(AIM):
Find every line in the records below that holds the word "effect" and copy it.

(AVAILABLE DATA):
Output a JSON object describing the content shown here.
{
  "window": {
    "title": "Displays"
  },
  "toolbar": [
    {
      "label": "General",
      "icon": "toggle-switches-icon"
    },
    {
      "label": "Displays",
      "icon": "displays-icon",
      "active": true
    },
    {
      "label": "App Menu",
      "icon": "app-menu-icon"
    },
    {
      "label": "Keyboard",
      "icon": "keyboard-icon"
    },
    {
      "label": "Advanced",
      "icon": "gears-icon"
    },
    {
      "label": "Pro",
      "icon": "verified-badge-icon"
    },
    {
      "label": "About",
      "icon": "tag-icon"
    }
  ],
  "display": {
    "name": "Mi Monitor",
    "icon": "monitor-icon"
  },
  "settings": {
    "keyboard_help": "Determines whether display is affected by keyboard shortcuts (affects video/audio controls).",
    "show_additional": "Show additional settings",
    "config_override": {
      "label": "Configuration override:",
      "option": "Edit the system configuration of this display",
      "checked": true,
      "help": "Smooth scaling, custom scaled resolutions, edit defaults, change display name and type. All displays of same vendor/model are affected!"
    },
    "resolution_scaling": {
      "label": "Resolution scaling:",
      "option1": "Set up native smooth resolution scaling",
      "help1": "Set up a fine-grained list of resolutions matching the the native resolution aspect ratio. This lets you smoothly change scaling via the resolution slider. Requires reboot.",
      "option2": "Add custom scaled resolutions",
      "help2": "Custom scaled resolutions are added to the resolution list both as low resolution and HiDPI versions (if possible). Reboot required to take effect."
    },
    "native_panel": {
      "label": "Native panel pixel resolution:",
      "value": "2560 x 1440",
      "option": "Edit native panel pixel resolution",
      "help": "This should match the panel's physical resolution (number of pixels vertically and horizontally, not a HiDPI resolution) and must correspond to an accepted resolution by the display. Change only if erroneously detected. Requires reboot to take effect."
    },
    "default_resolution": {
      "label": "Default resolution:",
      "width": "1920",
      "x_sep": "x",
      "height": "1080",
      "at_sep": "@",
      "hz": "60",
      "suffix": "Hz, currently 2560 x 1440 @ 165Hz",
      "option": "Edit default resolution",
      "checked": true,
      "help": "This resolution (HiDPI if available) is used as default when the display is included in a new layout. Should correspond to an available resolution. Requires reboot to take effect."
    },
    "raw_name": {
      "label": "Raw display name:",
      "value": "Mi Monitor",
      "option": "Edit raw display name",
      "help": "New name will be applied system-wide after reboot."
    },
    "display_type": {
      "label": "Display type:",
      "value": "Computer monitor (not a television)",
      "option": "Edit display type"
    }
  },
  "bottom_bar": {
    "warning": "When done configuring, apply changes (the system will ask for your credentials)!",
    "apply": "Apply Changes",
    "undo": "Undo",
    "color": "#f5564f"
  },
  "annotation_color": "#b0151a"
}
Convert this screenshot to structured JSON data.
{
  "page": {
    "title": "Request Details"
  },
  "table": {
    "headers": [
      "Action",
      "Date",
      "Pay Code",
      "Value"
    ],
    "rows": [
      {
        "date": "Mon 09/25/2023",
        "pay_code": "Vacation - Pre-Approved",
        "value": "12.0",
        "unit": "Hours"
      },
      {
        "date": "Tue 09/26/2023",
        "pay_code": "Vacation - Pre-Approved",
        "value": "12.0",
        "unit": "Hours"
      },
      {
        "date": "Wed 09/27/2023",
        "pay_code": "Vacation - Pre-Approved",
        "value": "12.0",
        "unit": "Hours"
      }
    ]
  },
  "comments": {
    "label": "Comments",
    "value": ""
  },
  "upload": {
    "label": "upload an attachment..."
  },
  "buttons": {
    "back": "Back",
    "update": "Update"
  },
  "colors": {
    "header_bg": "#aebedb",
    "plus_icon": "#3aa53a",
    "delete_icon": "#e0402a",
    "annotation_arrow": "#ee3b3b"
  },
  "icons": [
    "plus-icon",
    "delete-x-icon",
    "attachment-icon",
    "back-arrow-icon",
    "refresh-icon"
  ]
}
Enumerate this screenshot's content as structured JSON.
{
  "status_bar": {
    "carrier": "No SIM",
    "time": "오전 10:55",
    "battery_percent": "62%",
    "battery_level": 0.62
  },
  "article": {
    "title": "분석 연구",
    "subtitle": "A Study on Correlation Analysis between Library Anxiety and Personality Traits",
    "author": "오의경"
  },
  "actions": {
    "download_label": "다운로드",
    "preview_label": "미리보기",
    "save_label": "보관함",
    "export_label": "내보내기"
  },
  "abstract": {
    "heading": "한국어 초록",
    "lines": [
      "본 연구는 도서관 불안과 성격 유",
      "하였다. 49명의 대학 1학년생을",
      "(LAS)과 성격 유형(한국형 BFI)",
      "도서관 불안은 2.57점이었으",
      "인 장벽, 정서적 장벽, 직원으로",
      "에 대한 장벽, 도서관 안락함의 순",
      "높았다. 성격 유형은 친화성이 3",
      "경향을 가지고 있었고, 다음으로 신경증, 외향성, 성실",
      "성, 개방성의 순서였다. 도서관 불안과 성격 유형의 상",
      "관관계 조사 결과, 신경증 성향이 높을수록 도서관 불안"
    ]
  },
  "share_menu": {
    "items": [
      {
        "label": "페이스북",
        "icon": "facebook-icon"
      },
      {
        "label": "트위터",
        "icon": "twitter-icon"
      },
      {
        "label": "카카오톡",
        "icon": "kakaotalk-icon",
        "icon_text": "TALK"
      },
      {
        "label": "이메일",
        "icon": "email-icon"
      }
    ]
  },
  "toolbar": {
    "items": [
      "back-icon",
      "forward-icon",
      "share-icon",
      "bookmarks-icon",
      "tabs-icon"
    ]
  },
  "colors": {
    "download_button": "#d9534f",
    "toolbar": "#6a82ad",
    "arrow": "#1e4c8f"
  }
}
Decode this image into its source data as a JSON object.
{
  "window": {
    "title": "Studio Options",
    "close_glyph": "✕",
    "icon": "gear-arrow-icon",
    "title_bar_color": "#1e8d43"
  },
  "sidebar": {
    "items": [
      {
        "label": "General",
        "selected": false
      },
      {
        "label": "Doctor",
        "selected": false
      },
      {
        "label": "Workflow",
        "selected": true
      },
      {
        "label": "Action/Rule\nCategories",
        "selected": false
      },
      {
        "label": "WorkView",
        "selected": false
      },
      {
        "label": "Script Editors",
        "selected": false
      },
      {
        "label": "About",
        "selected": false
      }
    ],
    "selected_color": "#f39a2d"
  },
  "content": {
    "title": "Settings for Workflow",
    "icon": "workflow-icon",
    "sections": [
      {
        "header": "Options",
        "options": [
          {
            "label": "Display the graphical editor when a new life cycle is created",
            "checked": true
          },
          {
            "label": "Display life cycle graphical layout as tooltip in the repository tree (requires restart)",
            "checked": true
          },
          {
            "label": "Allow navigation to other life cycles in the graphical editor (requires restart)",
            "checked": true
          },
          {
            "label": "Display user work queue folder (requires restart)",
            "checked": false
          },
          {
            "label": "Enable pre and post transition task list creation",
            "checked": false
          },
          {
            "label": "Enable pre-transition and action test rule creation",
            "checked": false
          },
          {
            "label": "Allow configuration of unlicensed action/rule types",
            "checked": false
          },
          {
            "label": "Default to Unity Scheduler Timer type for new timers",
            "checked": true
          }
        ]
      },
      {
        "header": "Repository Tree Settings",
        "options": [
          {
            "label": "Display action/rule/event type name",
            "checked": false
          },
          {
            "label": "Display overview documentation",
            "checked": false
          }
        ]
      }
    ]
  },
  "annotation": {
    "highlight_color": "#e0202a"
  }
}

(ANSWER TO THE PROBLEM):
      "help2": "Custom scaled resolutions are added to the resolution list both as low resolution and HiDPI versions (if possible). Reboot required to take effect."
      "help": "This should match the panel's physical resolution (number of pixels vertically and horizontally, not a HiDPI resolution) and must correspond to an accepted resolution by the display. Change only if erroneously detected. Requires reboot to take effect."
      "help": "This resolution (HiDPI if available) is used as default when the display is included in a new layout. Should correspond to an available resolution. Requires reboot to take effect."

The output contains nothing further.